• **任务目标**: 根据阅读文本,`demo_products` 表在这个 Flink 案例中起什么作用?

• **阅读文本**:
↓↓↓
FlinkSQL-Join打宽案例

Flink Temporal Join Versioned Table Demo

  • Keyword: [Temporal Join, Versioned Table, mysql-cdc]

1. Flink standalone 环境准备(基于 Flink 1.12.2 版本)

(a) 下载 flink 安装包

  • Flink 安装包: https://mirrors.tuna.tsinghua.edu.cn/apache/flink/flink-1.12.2/flink-1.12.2-bin-scala_2.11.tgz

(b) 下载 Kafka connector jar
* Kafka connector jar: https://repo1.maven.org/maven2/org/apache/flink/flink-sql-connector-kafka_2.11/1.12.2/flink-sql-connector-kafka_2.11-1.12.2.jar

© 下载 mysql-cdc connector jar

  • MySQL CDC jar: https://repo1.maven.org/maven2/com/alibaba/ververica/flink-sql-connector-mysql-cdc/1.2.0/flink-sql-connector-mysql-cdc-1.2.0.jar

(d) 下载 JDBC connector jar

  • JDBC connector jar: https://repo1.maven.org/maven2/org/apache/flink/flink-connector-jdbc_2.11/1.12.2/flink-connector-jdbc_2.11-1.12.2.jar
  • MySQL driver jar: https://repo.maven.apache.org/maven2/mysql/mysql-connector-java/5.1.48/mysql-connector-java-5.1.48.jar

2. 测试数据准备

(a) 创建 MySQL 业务表
拉起 docker 容器:
docker-compose -f temporal-join-versioned-table.yaml up
创建 MySQL 表:
docker-compose -f temporal-join-versioned-table.yaml exec mysql bash -c ‘mysql -u M Y S Q L U S E R − p MYSQL_USER -p MYSQLUSERpMYSQL_PASSWORD inventory’

-- 产品表,用作维表,补齐订单流的产品明细信息
CREATE TABLE `demo_products` (
  `product_id` int(11) NOT NULL AUTO_INCREMENT,
  `product_name` varchar(255) NOT NULL,
  `price` float NOT NULL,
  `currency` varchar(100) NOT NULL, 
  PRIMARY KEY (`product_id`)
↑↑↑
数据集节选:
↓↓↓
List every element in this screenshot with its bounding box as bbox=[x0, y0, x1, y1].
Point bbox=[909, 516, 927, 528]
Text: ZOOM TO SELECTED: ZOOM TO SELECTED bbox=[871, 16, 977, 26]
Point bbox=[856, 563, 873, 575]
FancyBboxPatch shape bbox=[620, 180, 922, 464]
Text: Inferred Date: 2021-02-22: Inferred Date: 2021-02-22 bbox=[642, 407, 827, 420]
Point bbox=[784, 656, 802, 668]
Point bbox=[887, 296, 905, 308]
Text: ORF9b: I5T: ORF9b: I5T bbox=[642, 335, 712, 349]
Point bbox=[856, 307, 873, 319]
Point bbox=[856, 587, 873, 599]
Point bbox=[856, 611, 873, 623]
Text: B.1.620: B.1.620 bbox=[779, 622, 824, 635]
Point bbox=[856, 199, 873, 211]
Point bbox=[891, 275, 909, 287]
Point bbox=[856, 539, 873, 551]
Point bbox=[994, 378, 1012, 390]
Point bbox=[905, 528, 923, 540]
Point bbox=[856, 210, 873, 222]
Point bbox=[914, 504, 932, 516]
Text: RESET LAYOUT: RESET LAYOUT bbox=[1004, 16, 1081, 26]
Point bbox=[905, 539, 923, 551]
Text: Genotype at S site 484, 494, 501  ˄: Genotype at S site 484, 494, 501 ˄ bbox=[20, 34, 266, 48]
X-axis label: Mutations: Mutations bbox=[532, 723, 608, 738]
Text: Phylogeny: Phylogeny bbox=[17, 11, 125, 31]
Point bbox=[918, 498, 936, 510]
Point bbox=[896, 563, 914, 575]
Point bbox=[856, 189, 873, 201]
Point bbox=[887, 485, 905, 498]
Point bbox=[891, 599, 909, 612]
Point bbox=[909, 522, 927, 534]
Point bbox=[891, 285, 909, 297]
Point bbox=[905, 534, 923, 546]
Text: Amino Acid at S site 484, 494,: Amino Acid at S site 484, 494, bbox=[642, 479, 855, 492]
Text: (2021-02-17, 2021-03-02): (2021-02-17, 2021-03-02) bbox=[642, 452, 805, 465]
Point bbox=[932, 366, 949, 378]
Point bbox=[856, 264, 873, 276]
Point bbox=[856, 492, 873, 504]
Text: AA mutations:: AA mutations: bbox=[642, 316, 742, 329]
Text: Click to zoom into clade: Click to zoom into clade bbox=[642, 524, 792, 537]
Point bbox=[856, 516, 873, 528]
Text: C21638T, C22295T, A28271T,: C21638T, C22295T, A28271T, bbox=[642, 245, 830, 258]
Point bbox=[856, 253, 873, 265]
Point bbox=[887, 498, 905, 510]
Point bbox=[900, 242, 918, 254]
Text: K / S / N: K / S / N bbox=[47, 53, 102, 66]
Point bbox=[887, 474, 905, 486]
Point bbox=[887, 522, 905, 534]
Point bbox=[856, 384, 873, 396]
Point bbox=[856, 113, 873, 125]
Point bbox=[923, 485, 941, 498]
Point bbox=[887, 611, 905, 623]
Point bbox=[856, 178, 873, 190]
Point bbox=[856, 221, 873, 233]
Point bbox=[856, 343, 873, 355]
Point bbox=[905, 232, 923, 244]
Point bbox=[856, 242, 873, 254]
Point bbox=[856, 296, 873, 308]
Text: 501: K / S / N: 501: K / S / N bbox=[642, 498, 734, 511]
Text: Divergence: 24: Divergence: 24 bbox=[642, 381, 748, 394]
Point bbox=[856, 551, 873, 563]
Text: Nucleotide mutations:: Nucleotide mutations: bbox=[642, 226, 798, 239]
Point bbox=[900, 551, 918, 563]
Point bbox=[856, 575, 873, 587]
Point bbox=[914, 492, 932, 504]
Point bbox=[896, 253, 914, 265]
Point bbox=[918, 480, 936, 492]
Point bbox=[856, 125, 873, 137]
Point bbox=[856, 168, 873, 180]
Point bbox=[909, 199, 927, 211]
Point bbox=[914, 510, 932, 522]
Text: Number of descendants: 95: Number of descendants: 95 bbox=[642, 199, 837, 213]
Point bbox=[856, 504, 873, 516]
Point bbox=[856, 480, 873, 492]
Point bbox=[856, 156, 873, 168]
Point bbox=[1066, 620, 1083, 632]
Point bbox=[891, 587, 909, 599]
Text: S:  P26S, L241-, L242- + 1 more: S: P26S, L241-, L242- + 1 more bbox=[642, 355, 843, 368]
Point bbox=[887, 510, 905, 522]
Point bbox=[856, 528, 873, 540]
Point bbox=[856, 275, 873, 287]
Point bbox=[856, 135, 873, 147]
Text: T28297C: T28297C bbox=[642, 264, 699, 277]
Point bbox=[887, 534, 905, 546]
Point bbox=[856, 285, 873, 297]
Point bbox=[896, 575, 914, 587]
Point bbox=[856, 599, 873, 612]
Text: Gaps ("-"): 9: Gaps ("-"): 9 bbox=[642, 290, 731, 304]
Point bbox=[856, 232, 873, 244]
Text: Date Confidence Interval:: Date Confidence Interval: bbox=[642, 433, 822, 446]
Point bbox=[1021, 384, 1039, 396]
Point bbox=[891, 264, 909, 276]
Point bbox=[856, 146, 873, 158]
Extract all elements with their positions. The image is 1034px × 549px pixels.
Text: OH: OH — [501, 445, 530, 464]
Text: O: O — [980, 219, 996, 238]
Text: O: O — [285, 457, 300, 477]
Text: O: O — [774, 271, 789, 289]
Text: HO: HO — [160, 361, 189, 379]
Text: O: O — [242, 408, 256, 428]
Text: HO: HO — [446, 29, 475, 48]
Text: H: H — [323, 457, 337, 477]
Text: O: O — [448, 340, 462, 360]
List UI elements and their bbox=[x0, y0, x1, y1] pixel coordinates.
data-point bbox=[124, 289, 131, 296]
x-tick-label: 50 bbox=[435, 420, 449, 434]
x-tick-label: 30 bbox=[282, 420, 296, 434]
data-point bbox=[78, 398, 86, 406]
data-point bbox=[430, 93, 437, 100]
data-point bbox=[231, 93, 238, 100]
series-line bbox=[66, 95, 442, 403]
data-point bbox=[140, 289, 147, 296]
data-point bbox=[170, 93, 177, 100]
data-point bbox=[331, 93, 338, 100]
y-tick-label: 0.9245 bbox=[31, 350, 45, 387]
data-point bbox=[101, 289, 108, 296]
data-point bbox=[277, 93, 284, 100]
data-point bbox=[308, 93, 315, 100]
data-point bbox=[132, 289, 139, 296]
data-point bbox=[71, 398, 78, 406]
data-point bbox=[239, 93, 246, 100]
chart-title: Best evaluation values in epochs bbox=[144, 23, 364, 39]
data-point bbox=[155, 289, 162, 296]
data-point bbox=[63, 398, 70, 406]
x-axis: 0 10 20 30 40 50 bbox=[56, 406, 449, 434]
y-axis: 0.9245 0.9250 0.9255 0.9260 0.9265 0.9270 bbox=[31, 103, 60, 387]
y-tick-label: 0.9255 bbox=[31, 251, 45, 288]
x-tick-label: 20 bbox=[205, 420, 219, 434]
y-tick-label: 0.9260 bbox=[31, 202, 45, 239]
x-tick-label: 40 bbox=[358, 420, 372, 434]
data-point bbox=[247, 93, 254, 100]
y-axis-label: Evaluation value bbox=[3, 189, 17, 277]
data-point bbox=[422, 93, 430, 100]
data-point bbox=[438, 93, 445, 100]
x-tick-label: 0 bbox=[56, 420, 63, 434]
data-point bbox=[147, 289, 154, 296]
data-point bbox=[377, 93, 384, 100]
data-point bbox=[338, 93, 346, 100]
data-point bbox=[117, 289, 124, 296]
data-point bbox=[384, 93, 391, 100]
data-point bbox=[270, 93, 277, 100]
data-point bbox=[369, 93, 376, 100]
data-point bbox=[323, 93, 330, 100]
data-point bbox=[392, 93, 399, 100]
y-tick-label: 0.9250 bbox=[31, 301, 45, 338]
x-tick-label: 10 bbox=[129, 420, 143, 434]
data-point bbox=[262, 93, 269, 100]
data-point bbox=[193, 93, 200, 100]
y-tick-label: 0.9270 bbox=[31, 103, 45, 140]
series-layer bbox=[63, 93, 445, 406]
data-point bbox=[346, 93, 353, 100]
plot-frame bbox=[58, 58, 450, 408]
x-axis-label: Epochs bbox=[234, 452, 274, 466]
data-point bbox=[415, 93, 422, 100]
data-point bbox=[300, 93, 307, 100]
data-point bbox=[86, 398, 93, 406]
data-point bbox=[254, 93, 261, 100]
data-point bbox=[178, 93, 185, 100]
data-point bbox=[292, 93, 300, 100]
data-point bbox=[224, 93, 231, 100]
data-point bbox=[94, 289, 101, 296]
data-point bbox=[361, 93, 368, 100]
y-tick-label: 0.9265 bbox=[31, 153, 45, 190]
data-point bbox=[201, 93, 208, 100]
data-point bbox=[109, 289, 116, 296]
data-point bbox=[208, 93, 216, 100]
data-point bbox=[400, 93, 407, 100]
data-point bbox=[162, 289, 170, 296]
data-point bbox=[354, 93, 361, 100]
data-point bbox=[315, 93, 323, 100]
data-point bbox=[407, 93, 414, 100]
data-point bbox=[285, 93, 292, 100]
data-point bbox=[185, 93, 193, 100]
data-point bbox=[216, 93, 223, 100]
↑↑↑
• **练习作答**: 它用作维表,补齐订单流的产品明细信息。